Output the material exactly, but drop every image it holds.

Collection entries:

::::::::::

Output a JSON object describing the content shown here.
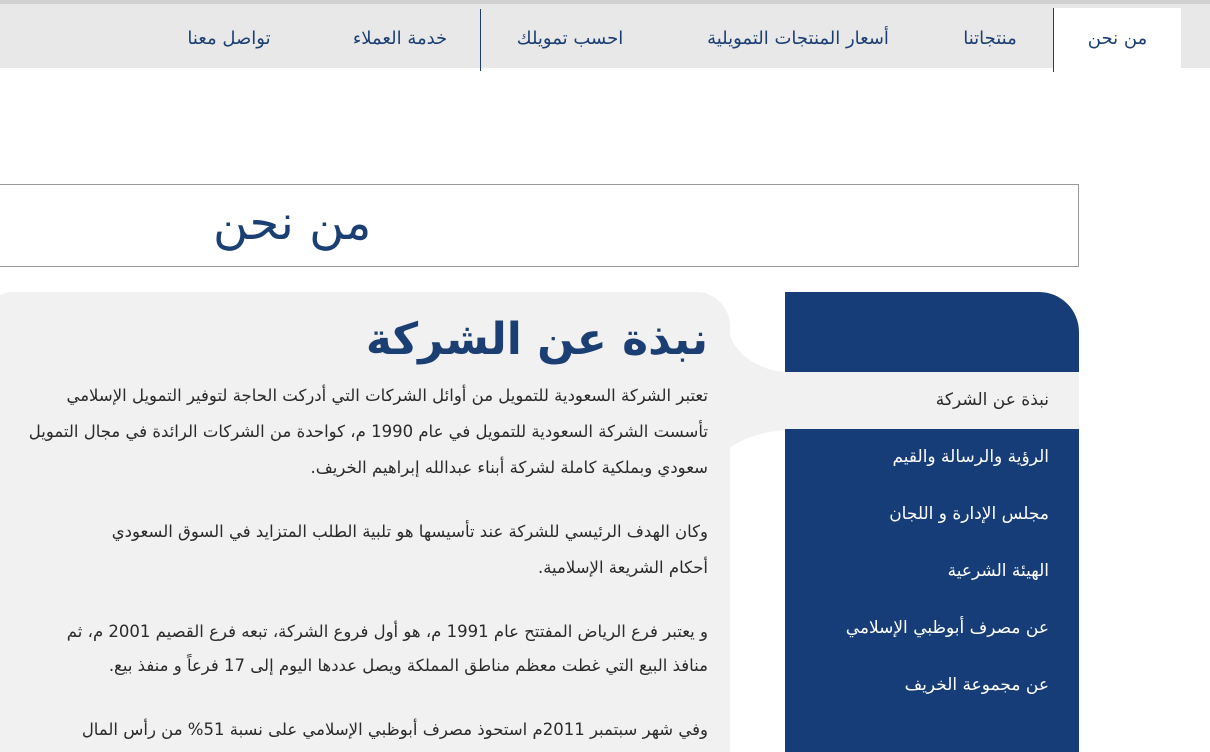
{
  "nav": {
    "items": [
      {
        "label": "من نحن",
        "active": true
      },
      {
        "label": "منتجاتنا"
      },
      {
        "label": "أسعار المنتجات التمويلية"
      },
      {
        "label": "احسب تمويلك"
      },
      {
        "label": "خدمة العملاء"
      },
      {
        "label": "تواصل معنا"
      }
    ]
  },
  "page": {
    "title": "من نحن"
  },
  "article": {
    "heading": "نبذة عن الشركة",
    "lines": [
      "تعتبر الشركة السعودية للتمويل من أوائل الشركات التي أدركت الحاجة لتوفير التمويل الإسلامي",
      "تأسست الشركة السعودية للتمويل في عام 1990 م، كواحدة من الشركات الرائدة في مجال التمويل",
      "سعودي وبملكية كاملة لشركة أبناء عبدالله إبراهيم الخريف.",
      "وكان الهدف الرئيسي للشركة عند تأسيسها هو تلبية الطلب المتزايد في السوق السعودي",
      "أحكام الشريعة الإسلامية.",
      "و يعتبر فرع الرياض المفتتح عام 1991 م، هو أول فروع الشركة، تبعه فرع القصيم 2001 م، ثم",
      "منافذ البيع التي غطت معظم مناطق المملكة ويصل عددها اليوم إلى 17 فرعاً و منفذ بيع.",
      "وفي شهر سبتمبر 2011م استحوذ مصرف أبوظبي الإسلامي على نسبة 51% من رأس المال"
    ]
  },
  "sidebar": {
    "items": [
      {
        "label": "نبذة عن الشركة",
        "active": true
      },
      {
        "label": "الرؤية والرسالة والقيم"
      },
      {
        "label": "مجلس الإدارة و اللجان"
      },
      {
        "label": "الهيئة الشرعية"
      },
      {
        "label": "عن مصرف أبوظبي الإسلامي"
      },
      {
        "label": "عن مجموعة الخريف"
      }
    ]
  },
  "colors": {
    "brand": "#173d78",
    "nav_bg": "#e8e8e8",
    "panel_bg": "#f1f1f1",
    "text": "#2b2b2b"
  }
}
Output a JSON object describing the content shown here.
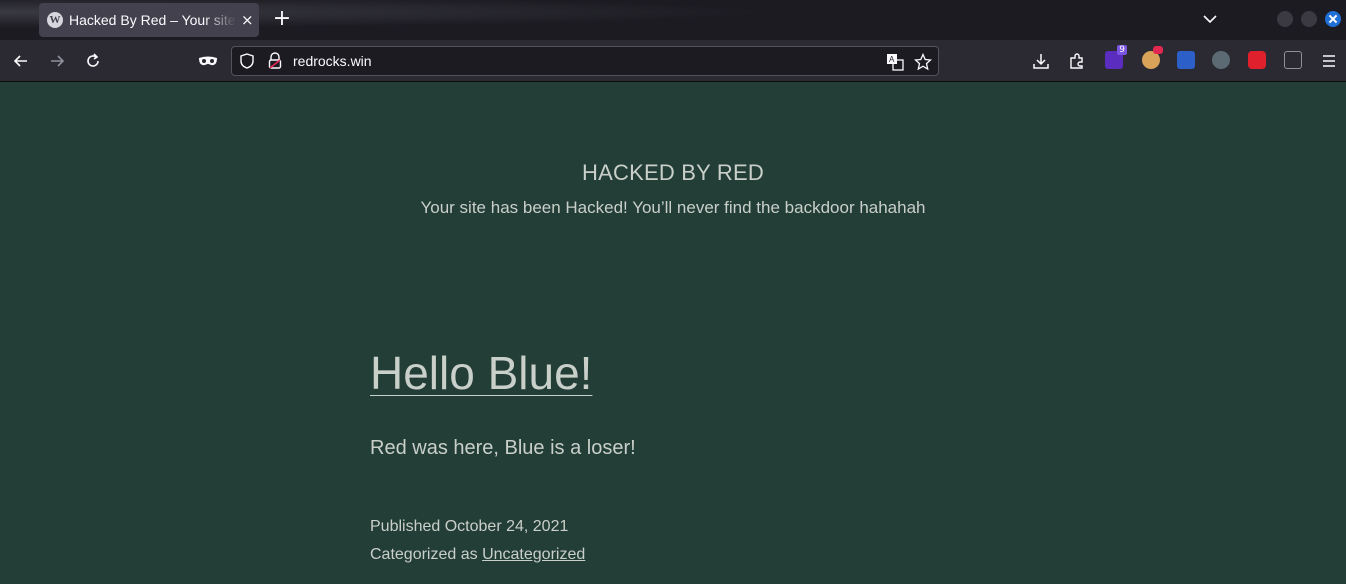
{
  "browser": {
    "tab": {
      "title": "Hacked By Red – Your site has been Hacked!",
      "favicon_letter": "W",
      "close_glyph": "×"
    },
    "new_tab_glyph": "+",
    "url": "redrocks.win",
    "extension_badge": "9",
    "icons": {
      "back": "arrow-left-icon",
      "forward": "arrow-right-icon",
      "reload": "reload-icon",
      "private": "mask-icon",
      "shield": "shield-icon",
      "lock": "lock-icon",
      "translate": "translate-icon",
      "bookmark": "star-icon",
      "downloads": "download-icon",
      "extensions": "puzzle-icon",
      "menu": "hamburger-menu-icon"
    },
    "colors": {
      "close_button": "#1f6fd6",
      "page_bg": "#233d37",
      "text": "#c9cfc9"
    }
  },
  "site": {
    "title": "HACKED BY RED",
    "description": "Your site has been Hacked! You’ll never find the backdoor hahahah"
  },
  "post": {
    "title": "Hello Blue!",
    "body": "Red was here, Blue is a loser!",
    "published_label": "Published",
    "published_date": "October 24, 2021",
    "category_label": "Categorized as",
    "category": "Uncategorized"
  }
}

::::::::::

- Completed task
Output a JSON object describing the content shown here.
{
  "nav": {
    "items": [
      {
        "label": "من نحن",
        "active": true
      },
      {
        "label": "منتجاتنا"
      },
      {
        "label": "أسعار المنتجات التمويلية"
      },
      {
        "label": "احسب تمويلك"
      },
      {
        "label": "خدمة العملاء"
      },
      {
        "label": "تواصل معنا"
      }
    ]
  },
  "page": {
    "title": "من نحن"
  },
  "article": {
    "heading": "نبذة عن الشركة",
    "lines": [
      "تعتبر الشركة السعودية للتمويل من أوائل الشركات التي أدركت الحاجة لتوفير التمويل الإسلامي",
      "تأسست الشركة السعودية للتمويل في عام 1990 م، كواحدة من الشركات الرائدة في مجال التمويل",
      "سعودي وبملكية كاملة لشركة أبناء عبدالله إبراهيم الخريف.",
      "وكان الهدف الرئيسي للشركة عند تأسيسها هو تلبية الطلب المتزايد في السوق السعودي",
      "أحكام الشريعة الإسلامية.",
      "و يعتبر فرع الرياض المفتتح عام 1991 م، هو أول فروع الشركة، تبعه فرع القصيم 2001 م، ثم",
      "منافذ البيع التي غطت معظم مناطق المملكة ويصل عددها اليوم إلى 17 فرعاً و منفذ بيع.",
      "وفي شهر سبتمبر 2011م استحوذ مصرف أبوظبي الإسلامي على نسبة 51% من رأس المال"
    ]
  },
  "sidebar": {
    "items": [
      {
        "label": "نبذة عن الشركة",
        "active": true
      },
      {
        "label": "الرؤية والرسالة والقيم"
      },
      {
        "label": "مجلس الإدارة و اللجان"
      },
      {
        "label": "الهيئة الشرعية"
      },
      {
        "label": "عن مصرف أبوظبي الإسلامي"
      },
      {
        "label": "عن مجموعة الخريف"
      }
    ]
  },
  "colors": {
    "brand": "#173d78",
    "nav_bg": "#e8e8e8",
    "panel_bg": "#f1f1f1",
    "text": "#2b2b2b"
  }
}
Output a JSON object describing the content shown here.
{
  "browser": {
    "tab": {
      "title": "Hacked By Red – Your site has been Hacked!",
      "favicon_letter": "W",
      "close_glyph": "×"
    },
    "new_tab_glyph": "+",
    "url": "redrocks.win",
    "extension_badge": "9",
    "icons": {
      "back": "arrow-left-icon",
      "forward": "arrow-right-icon",
      "reload": "reload-icon",
      "private": "mask-icon",
      "shield": "shield-icon",
      "lock": "lock-icon",
      "translate": "translate-icon",
      "bookmark": "star-icon",
      "downloads": "download-icon",
      "extensions": "puzzle-icon",
      "menu": "hamburger-menu-icon"
    },
    "colors": {
      "close_button": "#1f6fd6",
      "page_bg": "#233d37",
      "text": "#c9cfc9"
    }
  },
  "site": {
    "title": "HACKED BY RED",
    "description": "Your site has been Hacked! You’ll never find the backdoor hahahah"
  },
  "post": {
    "title": "Hello Blue!",
    "body": "Red was here, Blue is a loser!",
    "published_label": "Published",
    "published_date": "October 24, 2021",
    "category_label": "Categorized as",
    "category": "Uncategorized"
  }
}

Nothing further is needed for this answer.